- [Exercise]
Copy out word for word the part of the material below that begins with the line containing "What are the" and ends with the line containing "y-tick-label: 650000 (66, 704, 109, 714)", both of those lines included.

- [Input rows]

"""

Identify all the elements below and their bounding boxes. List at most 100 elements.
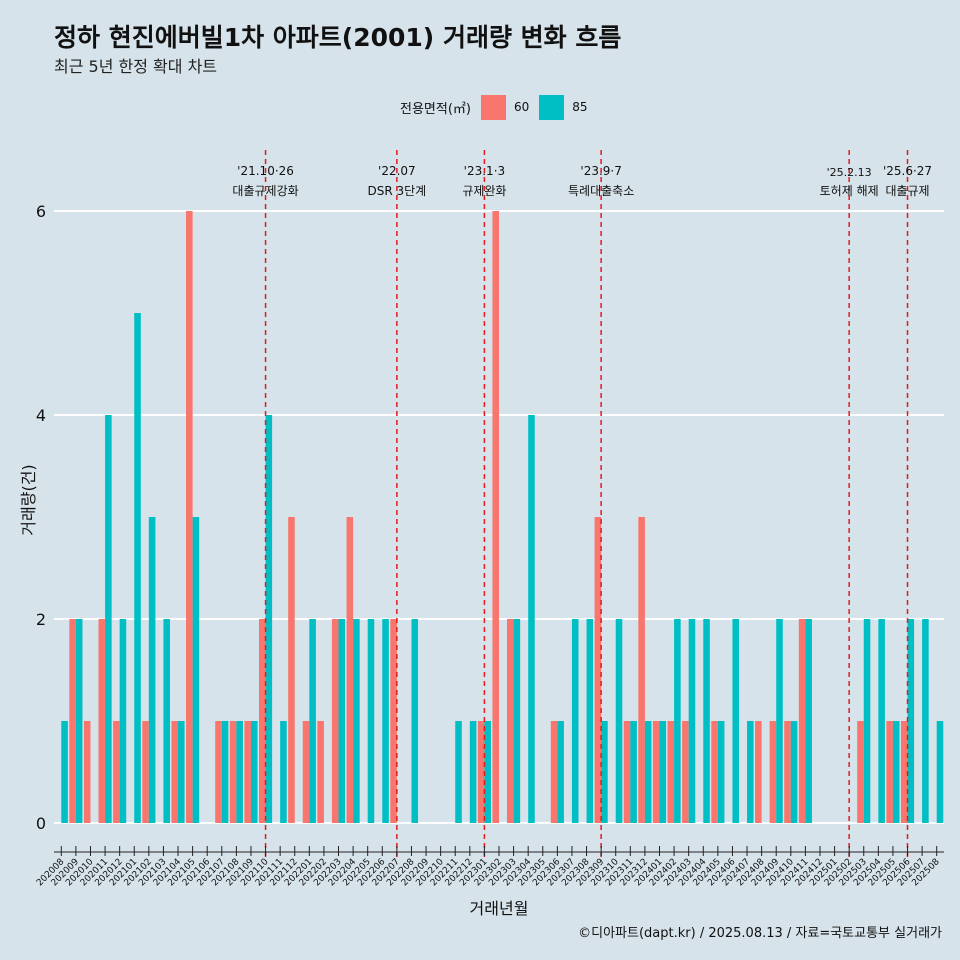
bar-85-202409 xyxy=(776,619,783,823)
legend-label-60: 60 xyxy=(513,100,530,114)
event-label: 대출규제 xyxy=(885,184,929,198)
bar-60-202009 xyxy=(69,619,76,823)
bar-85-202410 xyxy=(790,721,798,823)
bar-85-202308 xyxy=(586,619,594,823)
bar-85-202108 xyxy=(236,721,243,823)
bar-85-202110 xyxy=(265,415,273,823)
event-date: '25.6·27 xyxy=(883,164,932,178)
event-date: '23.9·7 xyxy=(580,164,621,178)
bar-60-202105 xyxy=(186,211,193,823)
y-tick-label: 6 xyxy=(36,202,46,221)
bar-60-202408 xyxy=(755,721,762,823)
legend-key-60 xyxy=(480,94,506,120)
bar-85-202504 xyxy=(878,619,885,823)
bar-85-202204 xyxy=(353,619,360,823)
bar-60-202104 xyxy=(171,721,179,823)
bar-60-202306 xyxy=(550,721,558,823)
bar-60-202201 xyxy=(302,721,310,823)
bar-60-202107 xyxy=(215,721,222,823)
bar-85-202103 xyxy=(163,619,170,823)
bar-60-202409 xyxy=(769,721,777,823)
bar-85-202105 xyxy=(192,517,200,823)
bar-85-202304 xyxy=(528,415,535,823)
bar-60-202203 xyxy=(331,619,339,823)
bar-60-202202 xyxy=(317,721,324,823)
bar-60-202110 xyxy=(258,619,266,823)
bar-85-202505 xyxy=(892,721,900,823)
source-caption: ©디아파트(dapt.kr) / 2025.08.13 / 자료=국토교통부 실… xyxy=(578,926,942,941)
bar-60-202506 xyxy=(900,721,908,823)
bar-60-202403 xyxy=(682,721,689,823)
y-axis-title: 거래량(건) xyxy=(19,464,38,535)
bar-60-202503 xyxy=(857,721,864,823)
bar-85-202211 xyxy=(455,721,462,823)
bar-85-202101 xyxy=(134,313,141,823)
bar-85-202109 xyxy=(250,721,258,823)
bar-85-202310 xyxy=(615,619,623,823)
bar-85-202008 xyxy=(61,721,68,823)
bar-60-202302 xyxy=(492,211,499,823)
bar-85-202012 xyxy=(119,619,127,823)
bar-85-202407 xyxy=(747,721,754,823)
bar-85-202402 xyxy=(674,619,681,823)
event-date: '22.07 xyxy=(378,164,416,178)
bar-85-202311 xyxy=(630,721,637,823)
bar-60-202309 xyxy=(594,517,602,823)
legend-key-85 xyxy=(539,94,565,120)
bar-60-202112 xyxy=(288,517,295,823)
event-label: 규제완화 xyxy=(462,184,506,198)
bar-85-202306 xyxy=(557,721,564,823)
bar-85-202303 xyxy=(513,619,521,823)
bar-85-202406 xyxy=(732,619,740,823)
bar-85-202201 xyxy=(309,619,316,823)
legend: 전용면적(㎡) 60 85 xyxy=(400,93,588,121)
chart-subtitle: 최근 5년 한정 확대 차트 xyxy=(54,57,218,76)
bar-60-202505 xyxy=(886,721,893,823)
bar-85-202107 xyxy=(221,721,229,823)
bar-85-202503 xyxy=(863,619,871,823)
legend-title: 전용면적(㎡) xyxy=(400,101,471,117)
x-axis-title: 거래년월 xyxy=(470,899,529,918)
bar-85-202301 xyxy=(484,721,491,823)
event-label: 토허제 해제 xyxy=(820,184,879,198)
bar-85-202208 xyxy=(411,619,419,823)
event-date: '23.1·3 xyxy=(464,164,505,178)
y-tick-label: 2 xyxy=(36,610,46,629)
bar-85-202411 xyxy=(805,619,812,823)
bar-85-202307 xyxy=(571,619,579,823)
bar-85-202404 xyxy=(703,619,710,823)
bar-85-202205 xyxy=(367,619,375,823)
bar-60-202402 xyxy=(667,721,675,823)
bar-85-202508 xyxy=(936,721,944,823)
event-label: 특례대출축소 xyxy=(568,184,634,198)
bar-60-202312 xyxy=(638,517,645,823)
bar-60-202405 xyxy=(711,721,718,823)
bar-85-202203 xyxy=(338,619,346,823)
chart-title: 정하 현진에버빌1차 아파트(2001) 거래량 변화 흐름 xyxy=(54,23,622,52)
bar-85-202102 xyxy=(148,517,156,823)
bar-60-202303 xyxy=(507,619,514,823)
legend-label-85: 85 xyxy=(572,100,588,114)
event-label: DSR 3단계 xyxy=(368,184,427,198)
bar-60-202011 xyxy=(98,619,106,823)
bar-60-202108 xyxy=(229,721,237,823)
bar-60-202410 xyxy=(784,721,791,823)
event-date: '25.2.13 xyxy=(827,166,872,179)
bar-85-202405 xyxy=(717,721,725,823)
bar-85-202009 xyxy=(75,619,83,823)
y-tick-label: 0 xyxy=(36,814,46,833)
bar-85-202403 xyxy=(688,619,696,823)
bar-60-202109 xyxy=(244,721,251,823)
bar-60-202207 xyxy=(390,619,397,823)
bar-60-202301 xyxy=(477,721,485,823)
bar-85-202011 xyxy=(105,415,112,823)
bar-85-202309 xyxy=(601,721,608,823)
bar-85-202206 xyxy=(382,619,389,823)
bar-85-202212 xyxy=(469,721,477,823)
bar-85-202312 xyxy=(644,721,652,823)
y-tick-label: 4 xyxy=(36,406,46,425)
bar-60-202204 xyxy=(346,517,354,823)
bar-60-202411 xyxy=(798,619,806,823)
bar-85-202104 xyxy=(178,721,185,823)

"""
"""

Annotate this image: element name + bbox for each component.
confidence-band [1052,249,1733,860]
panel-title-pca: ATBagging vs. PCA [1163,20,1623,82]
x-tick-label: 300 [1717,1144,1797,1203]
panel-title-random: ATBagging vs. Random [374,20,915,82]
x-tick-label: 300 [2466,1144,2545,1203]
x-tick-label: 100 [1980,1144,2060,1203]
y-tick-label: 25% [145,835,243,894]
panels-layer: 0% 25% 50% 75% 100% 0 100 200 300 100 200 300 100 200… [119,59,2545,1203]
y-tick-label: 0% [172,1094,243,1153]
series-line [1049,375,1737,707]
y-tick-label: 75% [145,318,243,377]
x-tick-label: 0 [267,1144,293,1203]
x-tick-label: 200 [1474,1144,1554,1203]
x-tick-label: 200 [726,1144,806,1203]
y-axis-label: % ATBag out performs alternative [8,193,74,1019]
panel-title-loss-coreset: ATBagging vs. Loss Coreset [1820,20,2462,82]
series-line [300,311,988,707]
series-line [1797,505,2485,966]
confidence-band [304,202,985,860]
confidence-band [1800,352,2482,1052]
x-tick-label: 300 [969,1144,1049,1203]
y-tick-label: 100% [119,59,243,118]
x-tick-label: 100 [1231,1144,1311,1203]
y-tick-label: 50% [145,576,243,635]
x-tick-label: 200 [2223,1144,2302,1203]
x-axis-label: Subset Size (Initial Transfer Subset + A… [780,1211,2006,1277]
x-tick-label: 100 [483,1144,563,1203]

"""
"""

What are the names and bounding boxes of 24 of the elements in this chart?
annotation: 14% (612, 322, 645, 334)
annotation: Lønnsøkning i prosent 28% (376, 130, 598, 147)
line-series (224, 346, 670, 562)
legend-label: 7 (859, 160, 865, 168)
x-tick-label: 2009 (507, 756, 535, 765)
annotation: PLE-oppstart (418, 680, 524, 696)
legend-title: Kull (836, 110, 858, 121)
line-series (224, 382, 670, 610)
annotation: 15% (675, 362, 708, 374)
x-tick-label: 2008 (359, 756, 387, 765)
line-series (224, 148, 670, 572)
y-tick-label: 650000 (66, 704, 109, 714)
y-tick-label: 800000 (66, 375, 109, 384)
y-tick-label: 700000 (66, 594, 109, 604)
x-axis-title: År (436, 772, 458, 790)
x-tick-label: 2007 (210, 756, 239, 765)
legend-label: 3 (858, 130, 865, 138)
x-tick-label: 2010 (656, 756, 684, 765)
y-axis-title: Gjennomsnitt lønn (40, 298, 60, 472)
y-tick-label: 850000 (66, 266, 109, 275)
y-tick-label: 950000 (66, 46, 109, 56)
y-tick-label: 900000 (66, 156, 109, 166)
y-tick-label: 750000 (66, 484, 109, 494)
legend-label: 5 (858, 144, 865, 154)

"""

- [Output below]
What are the names and bounding boxes of 24 of the elements in this chart?
annotation: 14% (612, 322, 645, 334)
annotation: Lønnsøkning i prosent 28% (376, 130, 598, 147)
line-series (224, 346, 670, 562)
legend-label: 7 (859, 160, 865, 168)
x-tick-label: 2009 (507, 756, 535, 765)
annotation: PLE-oppstart (418, 680, 524, 696)
legend-title: Kull (836, 110, 858, 121)
line-series (224, 382, 670, 610)
annotation: 15% (675, 362, 708, 374)
x-tick-label: 2008 (359, 756, 387, 765)
line-series (224, 148, 670, 572)
y-tick-label: 650000 (66, 704, 109, 714)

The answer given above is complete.